**ARTICLE**:
::::

Despite his lack of smarts, The Governor does seem to care for Quasimodo, informing Clopin of Quasimodo’s strict diet where he only eats meat but prefer fat. The Wife is vain and she doesn’t get on well with either Agnes or Quaismodo and in the end she is punished for her lack of feelings and die shy Frollo’s hand because he is insane.

In the scheme of being a Hunchback of Notre Dame adaptation these characters are new aspect. Aside from Gudule, who is present in the movie and Frollo’s role as Quasimodo’s guardian there are no parents in the story, aside from Fleur de Lys’ mother. Quasimodo’s parents are not mention in the book and present in the Disney version but all we really know is that he was abandoned and swapped with Esmeralda. To date this is the only movie version to handle this detail. It is unknown if Quasimodo was abandon by French parents and found by the Gypsies or if he was actually a Gypsy. This version imagines Quasimodo’s birth parents albeit in a simple cruel manner. There is nothing deep to them and their motivation for getting rid of him was that he was unlucky and ugly two aspects that they inflicted on the child.

It is refreshing to see a version of Quasimodo’s parents  but they are so very, very unlikable and not even in a very fun way. I did like the way the Wife said that Esmeralda’s name was Agnes.

Patrick Braoudé as Pierre-Grégoire Quasimodo d'el Paris picture image

Patrick Braoudé as Pierre-Grégoire

One question we need to REALLY ask with regards to ANY Hunchback adaptation is “Are certain characters really necessary to over-all version of the story that the movie is TRYING  to tell?”  With Quasimodo d’El Paris the main focus is making the movie  a modern comedy while still trying to be accurate.  This means the movie NEEDED Gringoire as he is both in the original story and one of the lighter characters but does the movie do much with him? Nope.

Gringoire starts the movie as the ignored entrainment at Agnes’ birthday party. He then get’s drunk and him and Agnes wonder around and run into the Cuban. The Court of Miracle scene occurs and they are married and that is pretty much it for Gringoire. He kind lurks around Clopin after that and acts the coward and a bit of a dummy.

He is not fully a side character or used for decent comedy, every one is being silly in some way so what different if he says cowardly/goofy/weird things once in a while. Esmeralda could have let him die and it wouldn’t have changed much in the narrative.  So was he necessary for this version? Not Really but I wished he had done more, I feel like their was wasted potential because point for point when he was doing more in the movie he was a decent version of the character just super underutilized in the 2nd and 3rd acts.

::::

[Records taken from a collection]
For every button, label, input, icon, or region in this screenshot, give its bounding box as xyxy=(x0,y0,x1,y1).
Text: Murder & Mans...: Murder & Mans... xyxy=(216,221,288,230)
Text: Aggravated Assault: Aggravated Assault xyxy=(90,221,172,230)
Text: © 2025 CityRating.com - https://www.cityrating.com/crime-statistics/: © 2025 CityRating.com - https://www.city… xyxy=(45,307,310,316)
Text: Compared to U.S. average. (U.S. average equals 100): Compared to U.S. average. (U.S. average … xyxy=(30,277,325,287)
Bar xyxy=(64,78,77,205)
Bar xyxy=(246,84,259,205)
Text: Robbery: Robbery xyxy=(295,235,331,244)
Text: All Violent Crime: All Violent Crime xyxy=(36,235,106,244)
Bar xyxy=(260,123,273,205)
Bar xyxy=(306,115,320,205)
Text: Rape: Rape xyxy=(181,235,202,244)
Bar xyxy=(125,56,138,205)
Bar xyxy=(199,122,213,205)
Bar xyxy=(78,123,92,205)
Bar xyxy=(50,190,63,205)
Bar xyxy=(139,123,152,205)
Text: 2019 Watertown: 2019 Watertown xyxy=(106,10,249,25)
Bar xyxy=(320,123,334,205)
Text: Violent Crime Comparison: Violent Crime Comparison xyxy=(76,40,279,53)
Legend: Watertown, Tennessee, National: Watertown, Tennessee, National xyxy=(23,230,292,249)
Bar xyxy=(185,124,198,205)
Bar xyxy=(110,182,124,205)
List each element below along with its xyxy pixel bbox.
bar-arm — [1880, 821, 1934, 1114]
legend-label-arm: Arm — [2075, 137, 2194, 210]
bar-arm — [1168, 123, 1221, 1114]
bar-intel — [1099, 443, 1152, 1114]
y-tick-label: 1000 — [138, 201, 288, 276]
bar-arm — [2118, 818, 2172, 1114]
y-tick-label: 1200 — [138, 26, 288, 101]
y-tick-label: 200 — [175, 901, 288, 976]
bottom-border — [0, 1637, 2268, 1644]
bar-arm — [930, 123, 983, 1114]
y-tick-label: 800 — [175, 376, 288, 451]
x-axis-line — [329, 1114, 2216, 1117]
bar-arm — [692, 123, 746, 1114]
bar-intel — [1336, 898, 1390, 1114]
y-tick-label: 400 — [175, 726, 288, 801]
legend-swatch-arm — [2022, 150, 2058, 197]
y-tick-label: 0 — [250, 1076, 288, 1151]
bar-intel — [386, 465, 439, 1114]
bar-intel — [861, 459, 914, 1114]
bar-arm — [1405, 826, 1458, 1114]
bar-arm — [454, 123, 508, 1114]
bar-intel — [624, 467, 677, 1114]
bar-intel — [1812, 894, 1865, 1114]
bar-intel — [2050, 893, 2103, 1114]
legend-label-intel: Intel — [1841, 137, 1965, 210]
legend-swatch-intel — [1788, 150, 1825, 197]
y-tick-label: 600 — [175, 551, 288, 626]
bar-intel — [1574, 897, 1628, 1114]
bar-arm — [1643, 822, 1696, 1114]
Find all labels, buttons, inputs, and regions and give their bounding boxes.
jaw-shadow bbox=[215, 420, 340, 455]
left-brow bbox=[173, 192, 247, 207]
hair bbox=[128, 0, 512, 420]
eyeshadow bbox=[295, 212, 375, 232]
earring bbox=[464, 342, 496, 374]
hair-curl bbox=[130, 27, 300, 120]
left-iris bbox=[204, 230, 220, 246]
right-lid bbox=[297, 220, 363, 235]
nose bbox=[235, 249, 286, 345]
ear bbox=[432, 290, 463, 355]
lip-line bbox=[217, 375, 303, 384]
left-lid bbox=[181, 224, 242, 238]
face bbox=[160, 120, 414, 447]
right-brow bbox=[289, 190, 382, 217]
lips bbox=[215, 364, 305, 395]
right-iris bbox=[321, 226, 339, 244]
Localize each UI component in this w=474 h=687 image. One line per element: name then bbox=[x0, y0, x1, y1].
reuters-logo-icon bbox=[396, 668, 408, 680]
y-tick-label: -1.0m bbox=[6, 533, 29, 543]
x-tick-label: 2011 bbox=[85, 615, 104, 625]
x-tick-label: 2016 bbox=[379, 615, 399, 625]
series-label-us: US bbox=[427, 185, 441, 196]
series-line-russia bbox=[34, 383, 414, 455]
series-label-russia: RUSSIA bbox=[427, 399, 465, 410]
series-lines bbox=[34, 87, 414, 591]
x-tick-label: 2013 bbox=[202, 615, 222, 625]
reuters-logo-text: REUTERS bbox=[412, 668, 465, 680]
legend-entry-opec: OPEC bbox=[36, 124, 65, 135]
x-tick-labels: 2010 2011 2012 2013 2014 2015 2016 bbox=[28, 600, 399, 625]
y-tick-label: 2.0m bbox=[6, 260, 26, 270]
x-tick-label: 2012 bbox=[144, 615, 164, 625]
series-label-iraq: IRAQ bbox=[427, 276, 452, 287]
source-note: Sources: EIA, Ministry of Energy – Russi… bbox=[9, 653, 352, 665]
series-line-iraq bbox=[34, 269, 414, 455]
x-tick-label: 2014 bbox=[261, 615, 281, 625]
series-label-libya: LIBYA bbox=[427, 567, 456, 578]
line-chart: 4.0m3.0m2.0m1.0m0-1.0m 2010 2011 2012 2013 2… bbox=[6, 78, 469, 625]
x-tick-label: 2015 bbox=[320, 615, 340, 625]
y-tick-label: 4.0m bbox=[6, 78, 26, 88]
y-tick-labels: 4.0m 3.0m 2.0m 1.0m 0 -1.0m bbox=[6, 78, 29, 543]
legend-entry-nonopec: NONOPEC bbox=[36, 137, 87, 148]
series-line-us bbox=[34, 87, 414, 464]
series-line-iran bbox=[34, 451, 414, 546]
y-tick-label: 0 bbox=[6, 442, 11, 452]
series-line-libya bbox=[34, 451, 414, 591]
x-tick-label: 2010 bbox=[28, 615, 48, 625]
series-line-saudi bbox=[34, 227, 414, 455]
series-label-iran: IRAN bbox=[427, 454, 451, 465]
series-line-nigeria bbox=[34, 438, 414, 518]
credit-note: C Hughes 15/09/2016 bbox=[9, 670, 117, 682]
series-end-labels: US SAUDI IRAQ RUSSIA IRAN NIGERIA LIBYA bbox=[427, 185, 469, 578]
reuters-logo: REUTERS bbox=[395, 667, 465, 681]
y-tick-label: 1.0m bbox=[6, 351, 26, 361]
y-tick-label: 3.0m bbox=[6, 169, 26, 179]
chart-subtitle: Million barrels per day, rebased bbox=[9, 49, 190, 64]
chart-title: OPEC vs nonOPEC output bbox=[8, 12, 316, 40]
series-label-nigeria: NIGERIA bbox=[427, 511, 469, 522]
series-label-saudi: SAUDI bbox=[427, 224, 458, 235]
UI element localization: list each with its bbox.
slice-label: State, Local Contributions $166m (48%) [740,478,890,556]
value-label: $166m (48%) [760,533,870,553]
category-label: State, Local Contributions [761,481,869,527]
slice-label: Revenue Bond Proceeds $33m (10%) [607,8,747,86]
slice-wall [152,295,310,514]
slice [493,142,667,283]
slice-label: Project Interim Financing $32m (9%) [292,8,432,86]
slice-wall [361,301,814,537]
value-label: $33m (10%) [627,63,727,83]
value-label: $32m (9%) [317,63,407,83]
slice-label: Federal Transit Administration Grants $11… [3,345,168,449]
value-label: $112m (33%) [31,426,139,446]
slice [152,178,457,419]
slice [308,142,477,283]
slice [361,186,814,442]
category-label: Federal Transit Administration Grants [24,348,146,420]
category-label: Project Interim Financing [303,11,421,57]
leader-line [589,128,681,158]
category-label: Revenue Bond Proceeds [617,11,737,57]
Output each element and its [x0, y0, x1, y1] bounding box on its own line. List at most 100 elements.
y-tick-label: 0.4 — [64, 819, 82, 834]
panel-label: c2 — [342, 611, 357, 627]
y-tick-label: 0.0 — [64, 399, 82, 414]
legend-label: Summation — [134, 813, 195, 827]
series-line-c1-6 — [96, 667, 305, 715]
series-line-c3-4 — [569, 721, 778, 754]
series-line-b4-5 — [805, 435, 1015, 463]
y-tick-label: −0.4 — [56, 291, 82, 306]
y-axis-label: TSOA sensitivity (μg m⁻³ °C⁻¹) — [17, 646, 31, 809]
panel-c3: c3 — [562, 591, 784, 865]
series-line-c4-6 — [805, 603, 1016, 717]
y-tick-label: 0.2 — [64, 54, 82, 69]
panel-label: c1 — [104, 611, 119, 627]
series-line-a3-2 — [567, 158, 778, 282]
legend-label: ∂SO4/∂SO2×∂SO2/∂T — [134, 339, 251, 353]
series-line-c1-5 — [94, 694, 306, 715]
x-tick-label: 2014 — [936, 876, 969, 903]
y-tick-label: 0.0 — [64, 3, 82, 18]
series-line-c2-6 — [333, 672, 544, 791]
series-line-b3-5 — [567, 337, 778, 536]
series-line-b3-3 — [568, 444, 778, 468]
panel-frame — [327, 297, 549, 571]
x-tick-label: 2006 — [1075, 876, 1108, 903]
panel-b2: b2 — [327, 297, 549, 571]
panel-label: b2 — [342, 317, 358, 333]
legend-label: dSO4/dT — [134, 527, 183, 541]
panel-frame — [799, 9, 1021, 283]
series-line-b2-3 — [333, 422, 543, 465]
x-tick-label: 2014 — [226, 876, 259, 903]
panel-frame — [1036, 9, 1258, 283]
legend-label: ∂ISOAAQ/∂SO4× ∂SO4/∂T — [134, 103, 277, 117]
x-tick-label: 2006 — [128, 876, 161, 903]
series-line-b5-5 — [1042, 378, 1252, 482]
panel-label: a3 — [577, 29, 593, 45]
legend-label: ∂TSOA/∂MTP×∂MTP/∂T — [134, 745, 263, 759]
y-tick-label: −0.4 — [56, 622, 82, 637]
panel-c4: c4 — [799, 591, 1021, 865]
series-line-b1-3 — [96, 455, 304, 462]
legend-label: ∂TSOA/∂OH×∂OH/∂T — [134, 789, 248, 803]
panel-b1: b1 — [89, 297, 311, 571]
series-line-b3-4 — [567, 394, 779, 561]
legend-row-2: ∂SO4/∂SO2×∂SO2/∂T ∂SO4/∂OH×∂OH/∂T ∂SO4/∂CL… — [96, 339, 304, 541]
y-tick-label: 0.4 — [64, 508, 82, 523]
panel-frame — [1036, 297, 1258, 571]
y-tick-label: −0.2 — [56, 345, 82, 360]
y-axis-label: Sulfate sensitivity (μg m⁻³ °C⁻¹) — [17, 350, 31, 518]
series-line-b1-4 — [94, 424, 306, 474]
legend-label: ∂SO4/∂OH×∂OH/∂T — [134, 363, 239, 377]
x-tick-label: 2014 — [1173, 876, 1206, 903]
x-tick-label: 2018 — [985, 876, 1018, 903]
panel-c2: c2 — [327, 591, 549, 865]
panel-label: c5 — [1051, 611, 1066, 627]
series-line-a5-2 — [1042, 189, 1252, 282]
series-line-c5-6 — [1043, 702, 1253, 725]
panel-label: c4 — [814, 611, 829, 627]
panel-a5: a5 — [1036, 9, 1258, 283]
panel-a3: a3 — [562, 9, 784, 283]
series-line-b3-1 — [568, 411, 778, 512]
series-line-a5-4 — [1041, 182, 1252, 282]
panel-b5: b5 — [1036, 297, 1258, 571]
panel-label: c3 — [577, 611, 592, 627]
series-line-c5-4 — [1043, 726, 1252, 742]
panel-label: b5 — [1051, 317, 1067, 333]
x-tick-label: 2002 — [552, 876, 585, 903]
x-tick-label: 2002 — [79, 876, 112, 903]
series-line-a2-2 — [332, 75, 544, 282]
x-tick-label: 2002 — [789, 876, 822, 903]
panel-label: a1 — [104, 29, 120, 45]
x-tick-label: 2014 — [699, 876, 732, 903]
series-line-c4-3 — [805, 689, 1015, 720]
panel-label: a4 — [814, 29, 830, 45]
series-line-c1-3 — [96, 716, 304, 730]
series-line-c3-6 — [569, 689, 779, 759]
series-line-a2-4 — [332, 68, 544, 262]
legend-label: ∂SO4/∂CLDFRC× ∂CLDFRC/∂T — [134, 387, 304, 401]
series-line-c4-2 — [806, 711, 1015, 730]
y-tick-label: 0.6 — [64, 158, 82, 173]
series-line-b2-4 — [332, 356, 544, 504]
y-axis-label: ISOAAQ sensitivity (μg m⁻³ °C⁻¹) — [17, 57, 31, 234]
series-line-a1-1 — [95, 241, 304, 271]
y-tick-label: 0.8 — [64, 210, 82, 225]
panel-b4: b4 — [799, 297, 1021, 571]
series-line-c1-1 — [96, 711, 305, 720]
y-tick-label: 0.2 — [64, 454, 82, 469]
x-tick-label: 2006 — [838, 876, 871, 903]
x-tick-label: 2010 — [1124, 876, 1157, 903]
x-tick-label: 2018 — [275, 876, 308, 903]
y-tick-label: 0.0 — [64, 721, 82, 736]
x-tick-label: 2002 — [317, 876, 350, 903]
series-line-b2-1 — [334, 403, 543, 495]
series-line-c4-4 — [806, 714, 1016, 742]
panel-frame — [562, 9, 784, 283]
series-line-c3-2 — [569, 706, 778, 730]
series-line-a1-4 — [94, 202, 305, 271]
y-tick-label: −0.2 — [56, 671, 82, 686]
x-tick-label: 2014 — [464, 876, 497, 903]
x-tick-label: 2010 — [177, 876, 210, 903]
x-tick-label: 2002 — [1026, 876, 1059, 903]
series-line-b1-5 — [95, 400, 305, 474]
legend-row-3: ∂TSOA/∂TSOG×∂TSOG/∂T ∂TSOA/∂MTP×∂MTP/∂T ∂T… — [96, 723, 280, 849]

::::

**YOUR GOAL**: Repeat the review word for word, starting at "One question we" and ending at "of a dummy.". This material is separate from the review.

**COMPLETED TASK**:
One question we need to REALLY ask with regards to ANY Hunchback adaptation is “Are certain characters really necessary to over-all version of the story that the movie is TRYING  to tell?”  With Quasimodo d’El Paris the main focus is making the movie  a modern comedy while still trying to be accurate.  This means the movie NEEDED Gringoire as he is both in the original story and one of the lighter characters but does the movie do much with him? Nope.

Gringoire starts the movie as the ignored entrainment at Agnes’ birthday party. He then get’s drunk and him and Agnes wonder around and run into the Cuban. The Court of Miracle scene occurs and they are married and that is pretty much it for Gringoire. He kind lurks around Clopin after that and acts the coward and a bit of a dummy.